Every line below is to be quoted exactly, with nothing added or dropped.

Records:
◆ ◆ ◆

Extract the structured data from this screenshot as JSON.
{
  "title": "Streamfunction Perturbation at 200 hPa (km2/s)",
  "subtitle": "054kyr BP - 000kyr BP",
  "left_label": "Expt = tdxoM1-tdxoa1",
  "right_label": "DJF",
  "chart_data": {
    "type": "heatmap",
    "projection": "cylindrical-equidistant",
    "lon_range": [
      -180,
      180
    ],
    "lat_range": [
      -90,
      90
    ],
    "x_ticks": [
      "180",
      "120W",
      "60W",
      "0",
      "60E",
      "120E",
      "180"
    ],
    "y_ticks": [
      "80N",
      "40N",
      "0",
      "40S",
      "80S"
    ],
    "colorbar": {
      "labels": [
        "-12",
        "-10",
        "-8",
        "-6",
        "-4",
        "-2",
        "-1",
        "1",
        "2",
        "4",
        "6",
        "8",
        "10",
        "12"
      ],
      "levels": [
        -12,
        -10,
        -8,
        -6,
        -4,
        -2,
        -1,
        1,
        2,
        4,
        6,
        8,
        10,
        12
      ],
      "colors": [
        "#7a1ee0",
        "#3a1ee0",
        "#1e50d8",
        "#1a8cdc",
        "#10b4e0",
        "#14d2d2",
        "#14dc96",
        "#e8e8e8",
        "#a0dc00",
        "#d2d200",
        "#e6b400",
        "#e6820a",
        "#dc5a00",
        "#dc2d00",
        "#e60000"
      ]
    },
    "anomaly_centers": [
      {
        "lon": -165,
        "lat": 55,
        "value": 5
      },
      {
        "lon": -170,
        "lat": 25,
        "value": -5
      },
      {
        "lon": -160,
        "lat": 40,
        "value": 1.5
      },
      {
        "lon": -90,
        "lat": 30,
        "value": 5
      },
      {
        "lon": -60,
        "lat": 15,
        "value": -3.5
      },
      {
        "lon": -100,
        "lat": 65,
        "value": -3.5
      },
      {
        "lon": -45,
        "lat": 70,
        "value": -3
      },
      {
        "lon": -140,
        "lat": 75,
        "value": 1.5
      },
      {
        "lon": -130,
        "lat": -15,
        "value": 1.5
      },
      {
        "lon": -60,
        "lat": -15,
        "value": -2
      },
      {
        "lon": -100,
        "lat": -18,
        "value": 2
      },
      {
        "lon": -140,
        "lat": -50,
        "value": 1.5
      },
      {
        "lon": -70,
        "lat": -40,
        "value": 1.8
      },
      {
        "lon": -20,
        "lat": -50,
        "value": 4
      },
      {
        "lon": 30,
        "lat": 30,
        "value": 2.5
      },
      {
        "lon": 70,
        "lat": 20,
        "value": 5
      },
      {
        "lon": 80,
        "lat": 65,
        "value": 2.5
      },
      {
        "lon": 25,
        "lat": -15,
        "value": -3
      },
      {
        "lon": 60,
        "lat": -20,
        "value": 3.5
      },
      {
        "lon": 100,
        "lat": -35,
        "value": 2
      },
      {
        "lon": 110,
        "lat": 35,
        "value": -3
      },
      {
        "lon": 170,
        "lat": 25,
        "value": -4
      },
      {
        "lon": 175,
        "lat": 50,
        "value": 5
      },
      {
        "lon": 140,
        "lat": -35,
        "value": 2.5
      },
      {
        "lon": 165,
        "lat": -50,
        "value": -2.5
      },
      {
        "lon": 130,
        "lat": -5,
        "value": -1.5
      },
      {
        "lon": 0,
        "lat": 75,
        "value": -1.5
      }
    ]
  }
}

◆ ◆ ◆

> _EXERCISE SOLUTION_
Extract the structured data from this screenshot as JSON.
{
  "title": "Streamfunction Perturbation at 200 hPa (km2/s)",
  "subtitle": "054kyr BP - 000kyr BP",
  "left_label": "Expt = tdxoM1-tdxoa1",
  "right_label": "DJF",
  "chart_data": {
    "type": "heatmap",
    "projection": "cylindrical-equidistant",
    "lon_range": [
      -180,
      180
    ],
    "lat_range": [
      -90,
      90
    ],
    "x_ticks": [
      "180",
      "120W",
      "60W",
      "0",
      "60E",
      "120E",
      "180"
    ],
    "y_ticks": [
      "80N",
      "40N",
      "0",
      "40S",
      "80S"
    ],
    "colorbar": {
      "labels": [
        "-12",
        "-10",
        "-8",
        "-6",
        "-4",
        "-2",
        "-1",
        "1",
        "2",
        "4",
        "6",
        "8",
        "10",
        "12"
      ],
      "levels": [
        -12,
        -10,
        -8,
        -6,
        -4,
        -2,
        -1,
        1,
        2,
        4,
        6,
        8,
        10,
        12
      ],
      "colors": [
        "#7a1ee0",
        "#3a1ee0",
        "#1e50d8",
        "#1a8cdc",
        "#10b4e0",
        "#14d2d2",
        "#14dc96",
        "#e8e8e8",
        "#a0dc00",
        "#d2d200",
        "#e6b400",
        "#e6820a",
        "#dc5a00",
        "#dc2d00",
        "#e60000"
      ]
    },
    "anomaly_centers": [
      {
        "lon": -165,
        "lat": 55,
        "value": 5
      },
      {
        "lon": -170,
        "lat": 25,
        "value": -5
      },
      {
        "lon": -160,
        "lat": 40,
        "value": 1.5
      },
      {
        "lon": -90,
        "lat": 30,
        "value": 5
      },
      {
        "lon": -60,
        "lat": 15,
        "value": -3.5
      },
      {
        "lon": -100,
        "lat": 65,
        "value": -3.5
      },
      {
        "lon": -45,
        "lat": 70,
        "value": -3
      },
      {
        "lon": -140,
        "lat": 75,
        "value": 1.5
      },
      {
        "lon": -130,
        "lat": -15,
        "value": 1.5
      },
      {
        "lon": -60,
        "lat": -15,
        "value": -2
      },
      {
        "lon": -100,
        "lat": -18,
        "value": 2
      },
      {
        "lon": -140,
        "lat": -50,
        "value": 1.5
      },
      {
        "lon": -70,
        "lat": -40,
        "value": 1.8
      },
      {
        "lon": -20,
        "lat": -50,
        "value": 4
      },
      {
        "lon": 30,
        "lat": 30,
        "value": 2.5
      },
      {
        "lon": 70,
        "lat": 20,
        "value": 5
      },
      {
        "lon": 80,
        "lat": 65,
        "value": 2.5
      },
      {
        "lon": 25,
        "lat": -15,
        "value": -3
      },
      {
        "lon": 60,
        "lat": -20,
        "value": 3.5
      },
      {
        "lon": 100,
        "lat": -35,
        "value": 2
      },
      {
        "lon": 110,
        "lat": 35,
        "value": -3
      },
      {
        "lon": 170,
        "lat": 25,
        "value": -4
      },
      {
        "lon": 175,
        "lat": 50,
        "value": 5
      },
      {
        "lon": 140,
        "lat": -35,
        "value": 2.5
      },
      {
        "lon": 165,
        "lat": -50,
        "value": -2.5
      },
      {
        "lon": 130,
        "lat": -5,
        "value": -1.5
      },
      {
        "lon": 0,
        "lat": 75,
        "value": -1.5
      }
    ]
  }
}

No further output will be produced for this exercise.